→ SOURCE MATERIAL:
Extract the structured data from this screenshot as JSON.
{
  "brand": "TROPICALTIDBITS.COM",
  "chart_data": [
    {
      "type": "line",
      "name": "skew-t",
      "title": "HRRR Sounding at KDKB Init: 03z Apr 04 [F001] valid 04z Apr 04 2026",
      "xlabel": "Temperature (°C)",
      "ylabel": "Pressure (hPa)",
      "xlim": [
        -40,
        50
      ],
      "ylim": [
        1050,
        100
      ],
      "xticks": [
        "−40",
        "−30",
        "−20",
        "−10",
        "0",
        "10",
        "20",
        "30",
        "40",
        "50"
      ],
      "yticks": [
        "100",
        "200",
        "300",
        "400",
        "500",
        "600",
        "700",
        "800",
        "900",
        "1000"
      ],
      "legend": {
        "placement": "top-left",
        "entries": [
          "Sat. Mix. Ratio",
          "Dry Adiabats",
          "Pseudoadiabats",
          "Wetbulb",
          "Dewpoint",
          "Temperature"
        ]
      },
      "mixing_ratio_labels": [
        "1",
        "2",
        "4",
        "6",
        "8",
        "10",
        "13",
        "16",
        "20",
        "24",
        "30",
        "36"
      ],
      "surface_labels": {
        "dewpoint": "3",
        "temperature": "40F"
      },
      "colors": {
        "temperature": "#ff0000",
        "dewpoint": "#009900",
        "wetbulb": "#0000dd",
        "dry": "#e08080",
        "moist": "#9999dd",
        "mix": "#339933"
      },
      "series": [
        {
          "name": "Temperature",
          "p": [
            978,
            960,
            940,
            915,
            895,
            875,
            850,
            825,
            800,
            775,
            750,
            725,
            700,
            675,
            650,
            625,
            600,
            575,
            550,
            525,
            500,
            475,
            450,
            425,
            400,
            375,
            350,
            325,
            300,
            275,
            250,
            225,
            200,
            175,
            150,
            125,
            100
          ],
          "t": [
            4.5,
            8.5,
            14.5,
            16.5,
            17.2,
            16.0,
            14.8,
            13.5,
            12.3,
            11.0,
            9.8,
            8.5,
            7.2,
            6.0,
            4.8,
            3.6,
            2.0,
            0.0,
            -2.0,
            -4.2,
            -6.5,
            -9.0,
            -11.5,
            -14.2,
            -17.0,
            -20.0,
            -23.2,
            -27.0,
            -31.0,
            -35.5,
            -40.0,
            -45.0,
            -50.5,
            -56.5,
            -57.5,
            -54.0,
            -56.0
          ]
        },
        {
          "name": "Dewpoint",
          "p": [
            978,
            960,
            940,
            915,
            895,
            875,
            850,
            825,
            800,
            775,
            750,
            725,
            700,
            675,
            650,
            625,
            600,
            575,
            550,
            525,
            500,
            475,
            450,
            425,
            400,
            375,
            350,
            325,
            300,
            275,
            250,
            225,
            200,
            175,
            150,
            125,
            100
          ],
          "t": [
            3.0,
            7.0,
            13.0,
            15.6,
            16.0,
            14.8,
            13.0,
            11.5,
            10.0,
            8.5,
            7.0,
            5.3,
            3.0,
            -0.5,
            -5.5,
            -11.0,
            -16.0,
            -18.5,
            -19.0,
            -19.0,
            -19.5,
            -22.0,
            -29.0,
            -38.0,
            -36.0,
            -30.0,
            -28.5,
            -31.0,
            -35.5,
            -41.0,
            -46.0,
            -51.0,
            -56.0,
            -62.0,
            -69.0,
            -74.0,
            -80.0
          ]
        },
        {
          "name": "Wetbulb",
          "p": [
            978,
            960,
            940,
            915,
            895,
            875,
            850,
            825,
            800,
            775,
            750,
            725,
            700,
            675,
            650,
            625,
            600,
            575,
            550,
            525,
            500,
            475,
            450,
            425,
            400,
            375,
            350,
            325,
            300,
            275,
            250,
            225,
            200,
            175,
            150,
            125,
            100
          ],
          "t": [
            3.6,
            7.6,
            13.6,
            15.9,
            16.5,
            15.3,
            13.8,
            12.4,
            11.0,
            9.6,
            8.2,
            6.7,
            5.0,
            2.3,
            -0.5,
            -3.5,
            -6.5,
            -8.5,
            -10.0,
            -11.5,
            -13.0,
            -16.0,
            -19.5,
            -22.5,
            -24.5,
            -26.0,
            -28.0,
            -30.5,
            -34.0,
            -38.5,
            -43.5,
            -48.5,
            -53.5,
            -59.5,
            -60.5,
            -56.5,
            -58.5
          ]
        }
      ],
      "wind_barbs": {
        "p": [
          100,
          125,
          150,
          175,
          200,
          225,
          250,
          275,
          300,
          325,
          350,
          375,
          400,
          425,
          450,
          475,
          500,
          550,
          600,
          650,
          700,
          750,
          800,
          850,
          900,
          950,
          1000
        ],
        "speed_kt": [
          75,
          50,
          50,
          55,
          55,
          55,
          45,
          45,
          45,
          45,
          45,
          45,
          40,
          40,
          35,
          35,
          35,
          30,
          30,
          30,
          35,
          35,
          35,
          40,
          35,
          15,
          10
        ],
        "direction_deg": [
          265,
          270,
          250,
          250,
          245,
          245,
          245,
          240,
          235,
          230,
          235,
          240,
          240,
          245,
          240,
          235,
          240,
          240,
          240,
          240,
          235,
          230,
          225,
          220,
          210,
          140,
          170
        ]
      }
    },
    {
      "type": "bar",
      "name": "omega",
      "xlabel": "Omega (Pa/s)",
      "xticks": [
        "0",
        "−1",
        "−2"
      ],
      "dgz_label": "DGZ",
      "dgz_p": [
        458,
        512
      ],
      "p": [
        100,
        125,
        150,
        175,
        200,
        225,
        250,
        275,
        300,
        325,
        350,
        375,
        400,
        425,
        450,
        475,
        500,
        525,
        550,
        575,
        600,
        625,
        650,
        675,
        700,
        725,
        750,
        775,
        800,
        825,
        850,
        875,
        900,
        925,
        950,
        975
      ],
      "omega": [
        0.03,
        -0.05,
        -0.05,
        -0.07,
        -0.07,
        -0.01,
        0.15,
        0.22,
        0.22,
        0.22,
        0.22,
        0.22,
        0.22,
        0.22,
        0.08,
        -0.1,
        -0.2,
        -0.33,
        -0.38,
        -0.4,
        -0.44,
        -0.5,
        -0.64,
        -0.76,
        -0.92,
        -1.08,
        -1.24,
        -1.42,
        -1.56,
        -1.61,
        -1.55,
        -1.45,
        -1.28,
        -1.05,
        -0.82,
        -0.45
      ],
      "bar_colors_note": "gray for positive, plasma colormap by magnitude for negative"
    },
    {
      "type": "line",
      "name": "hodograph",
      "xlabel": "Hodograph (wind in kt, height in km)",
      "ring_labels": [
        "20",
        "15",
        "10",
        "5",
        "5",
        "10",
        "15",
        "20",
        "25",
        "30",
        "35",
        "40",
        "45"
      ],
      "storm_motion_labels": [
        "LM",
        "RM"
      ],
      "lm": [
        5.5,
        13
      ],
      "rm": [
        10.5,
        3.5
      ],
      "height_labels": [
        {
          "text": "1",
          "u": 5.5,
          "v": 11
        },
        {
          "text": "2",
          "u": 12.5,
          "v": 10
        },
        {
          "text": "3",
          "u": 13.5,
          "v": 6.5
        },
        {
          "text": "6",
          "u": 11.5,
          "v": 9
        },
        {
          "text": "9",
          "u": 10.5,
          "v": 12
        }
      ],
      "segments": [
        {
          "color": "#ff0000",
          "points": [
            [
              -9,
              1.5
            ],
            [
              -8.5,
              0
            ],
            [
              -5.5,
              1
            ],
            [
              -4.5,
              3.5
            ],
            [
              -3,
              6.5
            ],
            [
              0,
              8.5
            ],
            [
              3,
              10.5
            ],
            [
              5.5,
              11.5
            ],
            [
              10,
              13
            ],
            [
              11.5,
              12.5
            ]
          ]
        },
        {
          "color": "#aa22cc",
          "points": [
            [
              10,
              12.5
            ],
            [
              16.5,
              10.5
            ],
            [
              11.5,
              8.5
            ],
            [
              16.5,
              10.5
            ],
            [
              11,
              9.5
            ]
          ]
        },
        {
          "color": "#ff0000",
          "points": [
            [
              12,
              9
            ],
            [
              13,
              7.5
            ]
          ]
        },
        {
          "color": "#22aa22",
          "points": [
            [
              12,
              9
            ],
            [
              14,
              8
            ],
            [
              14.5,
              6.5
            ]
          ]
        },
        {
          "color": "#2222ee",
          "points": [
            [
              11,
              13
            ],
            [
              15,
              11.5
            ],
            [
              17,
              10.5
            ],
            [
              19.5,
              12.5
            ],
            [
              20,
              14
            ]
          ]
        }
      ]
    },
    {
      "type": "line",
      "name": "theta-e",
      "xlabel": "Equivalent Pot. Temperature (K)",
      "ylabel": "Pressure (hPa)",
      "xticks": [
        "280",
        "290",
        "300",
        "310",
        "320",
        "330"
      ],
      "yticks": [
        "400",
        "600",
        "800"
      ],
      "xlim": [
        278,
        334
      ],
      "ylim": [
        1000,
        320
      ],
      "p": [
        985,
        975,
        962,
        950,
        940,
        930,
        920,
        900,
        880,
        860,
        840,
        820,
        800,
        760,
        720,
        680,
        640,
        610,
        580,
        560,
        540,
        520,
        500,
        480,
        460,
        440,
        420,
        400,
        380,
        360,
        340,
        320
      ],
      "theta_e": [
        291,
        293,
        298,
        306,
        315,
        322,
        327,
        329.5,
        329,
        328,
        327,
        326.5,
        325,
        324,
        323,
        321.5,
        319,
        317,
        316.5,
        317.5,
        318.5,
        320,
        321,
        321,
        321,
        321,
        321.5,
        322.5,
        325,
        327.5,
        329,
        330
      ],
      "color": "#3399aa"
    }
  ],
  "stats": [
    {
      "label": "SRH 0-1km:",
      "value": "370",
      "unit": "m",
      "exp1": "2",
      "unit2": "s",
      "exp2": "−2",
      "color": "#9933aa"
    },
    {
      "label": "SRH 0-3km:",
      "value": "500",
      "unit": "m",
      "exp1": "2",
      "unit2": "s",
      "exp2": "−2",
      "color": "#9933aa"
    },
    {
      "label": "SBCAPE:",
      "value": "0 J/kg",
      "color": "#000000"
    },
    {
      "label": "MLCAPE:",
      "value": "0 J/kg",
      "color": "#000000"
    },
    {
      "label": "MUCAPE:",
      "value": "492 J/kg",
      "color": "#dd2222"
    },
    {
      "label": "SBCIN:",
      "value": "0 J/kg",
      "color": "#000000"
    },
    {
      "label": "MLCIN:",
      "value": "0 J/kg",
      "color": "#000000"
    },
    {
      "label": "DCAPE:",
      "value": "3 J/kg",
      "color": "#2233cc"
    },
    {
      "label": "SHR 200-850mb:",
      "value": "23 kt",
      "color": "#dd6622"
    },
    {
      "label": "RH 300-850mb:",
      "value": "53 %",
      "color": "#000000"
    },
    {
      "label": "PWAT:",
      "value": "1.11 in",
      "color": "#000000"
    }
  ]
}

→ TASK OBJECTIVE: Scan the data above and copy every line with "xlabel" in it.

→ SOLUTION BELOW:
      "xlabel": "Temperature (°C)",
      "xlabel": "Omega (Pa/s)",
      "xlabel": "Hodograph (wind in kt, height in km)",
      "xlabel": "Equivalent Pot. Temperature (K)",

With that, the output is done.